*Directions*:
Copy each line below that contains "JSON".
++++ Information shown ++++
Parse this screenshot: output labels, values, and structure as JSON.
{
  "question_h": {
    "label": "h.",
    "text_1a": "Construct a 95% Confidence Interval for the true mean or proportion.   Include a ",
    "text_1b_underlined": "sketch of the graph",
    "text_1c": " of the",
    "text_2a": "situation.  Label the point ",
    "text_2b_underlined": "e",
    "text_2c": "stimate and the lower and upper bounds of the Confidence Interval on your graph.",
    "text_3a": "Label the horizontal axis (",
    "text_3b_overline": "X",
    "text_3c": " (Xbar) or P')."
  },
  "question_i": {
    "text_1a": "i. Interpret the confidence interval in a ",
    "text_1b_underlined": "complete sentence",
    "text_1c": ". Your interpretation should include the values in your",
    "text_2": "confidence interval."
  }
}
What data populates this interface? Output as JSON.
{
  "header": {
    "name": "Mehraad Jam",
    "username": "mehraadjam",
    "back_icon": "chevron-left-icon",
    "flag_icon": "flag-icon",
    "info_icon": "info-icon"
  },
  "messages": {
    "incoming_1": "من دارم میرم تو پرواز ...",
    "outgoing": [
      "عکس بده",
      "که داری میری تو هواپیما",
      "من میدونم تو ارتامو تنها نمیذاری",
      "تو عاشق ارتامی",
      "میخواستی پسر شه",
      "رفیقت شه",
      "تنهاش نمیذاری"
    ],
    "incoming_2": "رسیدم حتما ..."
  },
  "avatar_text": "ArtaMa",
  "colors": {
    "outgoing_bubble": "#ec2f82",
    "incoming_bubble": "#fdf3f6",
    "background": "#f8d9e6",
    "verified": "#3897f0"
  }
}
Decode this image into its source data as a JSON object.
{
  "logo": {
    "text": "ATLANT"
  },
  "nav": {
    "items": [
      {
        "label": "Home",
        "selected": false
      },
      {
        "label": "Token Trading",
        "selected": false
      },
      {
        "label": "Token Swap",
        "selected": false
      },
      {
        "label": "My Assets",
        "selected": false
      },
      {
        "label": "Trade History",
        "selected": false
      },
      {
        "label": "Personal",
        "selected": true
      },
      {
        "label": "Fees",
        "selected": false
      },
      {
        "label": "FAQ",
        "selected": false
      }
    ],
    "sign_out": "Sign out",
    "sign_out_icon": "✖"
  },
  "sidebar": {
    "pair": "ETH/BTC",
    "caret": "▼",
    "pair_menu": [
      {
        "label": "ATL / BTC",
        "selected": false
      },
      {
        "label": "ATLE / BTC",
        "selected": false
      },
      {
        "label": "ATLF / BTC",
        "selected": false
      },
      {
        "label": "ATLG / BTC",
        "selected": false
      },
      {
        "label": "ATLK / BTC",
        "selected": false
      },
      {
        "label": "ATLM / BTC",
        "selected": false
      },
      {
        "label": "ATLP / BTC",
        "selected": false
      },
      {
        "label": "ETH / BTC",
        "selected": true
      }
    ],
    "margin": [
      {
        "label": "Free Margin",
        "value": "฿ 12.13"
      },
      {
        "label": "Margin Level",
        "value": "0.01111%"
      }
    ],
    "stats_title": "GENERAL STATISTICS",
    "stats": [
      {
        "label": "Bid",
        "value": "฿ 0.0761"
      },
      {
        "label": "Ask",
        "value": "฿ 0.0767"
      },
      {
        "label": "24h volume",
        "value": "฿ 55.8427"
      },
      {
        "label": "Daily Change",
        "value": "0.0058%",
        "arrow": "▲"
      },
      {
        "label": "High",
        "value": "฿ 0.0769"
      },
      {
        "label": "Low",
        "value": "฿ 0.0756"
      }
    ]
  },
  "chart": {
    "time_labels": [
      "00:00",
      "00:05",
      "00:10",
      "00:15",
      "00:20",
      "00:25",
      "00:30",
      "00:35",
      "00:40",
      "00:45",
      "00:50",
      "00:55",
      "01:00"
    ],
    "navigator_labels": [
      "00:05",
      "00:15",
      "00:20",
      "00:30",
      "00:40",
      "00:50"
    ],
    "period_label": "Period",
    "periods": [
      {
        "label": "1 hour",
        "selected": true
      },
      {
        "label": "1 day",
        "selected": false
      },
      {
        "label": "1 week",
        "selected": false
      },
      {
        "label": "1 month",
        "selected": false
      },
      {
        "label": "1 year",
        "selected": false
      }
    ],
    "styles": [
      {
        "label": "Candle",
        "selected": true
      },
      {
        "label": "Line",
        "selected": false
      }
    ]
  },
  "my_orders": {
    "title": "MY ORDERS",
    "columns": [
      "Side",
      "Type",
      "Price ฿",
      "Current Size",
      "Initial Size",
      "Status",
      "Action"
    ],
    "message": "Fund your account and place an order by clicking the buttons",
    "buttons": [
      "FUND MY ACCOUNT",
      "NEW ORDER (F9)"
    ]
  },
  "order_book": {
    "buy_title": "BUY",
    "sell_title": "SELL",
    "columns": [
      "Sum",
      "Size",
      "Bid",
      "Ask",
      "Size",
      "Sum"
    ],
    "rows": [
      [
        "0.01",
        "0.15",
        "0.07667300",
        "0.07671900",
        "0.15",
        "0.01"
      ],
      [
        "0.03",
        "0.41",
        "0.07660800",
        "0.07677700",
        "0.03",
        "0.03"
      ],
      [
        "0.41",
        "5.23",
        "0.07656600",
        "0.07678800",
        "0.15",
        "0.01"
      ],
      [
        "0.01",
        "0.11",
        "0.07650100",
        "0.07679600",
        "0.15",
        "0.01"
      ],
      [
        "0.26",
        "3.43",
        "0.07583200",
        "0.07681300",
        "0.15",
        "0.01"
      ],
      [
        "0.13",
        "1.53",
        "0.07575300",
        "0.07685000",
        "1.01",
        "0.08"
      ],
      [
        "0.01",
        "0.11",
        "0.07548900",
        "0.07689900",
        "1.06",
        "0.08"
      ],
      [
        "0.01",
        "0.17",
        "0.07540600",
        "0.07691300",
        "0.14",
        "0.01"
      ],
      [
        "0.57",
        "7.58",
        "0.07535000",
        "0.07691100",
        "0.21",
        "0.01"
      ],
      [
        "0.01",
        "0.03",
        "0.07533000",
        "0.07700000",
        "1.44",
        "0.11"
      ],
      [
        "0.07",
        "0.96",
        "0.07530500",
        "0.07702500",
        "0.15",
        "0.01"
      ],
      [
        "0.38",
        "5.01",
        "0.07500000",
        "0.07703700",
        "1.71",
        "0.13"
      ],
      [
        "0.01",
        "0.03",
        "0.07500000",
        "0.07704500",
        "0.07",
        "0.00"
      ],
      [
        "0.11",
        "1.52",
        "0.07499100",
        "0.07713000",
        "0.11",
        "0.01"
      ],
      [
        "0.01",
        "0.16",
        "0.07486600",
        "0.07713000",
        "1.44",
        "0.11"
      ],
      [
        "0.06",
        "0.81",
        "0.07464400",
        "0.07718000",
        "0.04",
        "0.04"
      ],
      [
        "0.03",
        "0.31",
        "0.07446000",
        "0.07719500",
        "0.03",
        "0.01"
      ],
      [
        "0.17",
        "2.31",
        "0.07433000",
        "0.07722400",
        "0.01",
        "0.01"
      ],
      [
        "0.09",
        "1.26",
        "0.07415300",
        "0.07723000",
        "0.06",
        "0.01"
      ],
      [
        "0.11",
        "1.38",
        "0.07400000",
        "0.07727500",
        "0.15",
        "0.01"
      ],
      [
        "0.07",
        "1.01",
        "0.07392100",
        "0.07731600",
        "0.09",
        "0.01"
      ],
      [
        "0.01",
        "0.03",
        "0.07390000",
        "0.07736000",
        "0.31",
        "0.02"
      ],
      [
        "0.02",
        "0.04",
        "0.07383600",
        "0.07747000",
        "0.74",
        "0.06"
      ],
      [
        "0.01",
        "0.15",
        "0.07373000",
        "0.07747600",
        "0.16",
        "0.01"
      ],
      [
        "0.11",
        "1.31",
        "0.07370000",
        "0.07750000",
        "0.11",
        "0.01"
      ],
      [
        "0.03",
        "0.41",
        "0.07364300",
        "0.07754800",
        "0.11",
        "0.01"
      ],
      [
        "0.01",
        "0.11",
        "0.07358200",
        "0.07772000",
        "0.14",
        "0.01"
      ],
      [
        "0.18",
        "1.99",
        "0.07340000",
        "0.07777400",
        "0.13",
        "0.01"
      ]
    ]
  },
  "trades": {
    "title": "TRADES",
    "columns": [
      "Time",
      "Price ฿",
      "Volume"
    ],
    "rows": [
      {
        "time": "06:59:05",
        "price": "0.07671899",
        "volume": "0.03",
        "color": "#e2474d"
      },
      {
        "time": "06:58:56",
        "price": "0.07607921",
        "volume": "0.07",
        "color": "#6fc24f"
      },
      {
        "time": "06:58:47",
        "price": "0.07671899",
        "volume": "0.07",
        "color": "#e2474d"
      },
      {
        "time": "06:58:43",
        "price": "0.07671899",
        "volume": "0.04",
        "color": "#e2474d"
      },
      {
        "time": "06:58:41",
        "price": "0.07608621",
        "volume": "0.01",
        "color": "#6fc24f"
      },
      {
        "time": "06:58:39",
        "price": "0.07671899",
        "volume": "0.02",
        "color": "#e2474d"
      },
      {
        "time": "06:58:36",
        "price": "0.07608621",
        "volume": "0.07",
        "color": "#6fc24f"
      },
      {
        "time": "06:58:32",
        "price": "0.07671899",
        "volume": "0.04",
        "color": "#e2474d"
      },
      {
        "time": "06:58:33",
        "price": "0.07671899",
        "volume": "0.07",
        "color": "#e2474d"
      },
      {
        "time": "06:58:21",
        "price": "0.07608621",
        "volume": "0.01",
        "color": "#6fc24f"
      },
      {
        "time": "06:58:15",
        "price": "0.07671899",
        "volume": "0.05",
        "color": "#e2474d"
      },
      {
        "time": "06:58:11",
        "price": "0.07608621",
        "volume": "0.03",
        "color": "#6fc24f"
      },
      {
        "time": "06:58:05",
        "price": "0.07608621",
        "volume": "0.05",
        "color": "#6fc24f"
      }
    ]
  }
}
++++
*In response*:
Parse this screenshot: output labels, values, and structure as JSON.
What data populates this interface? Output as JSON.
Decode this image into its source data as a JSON object.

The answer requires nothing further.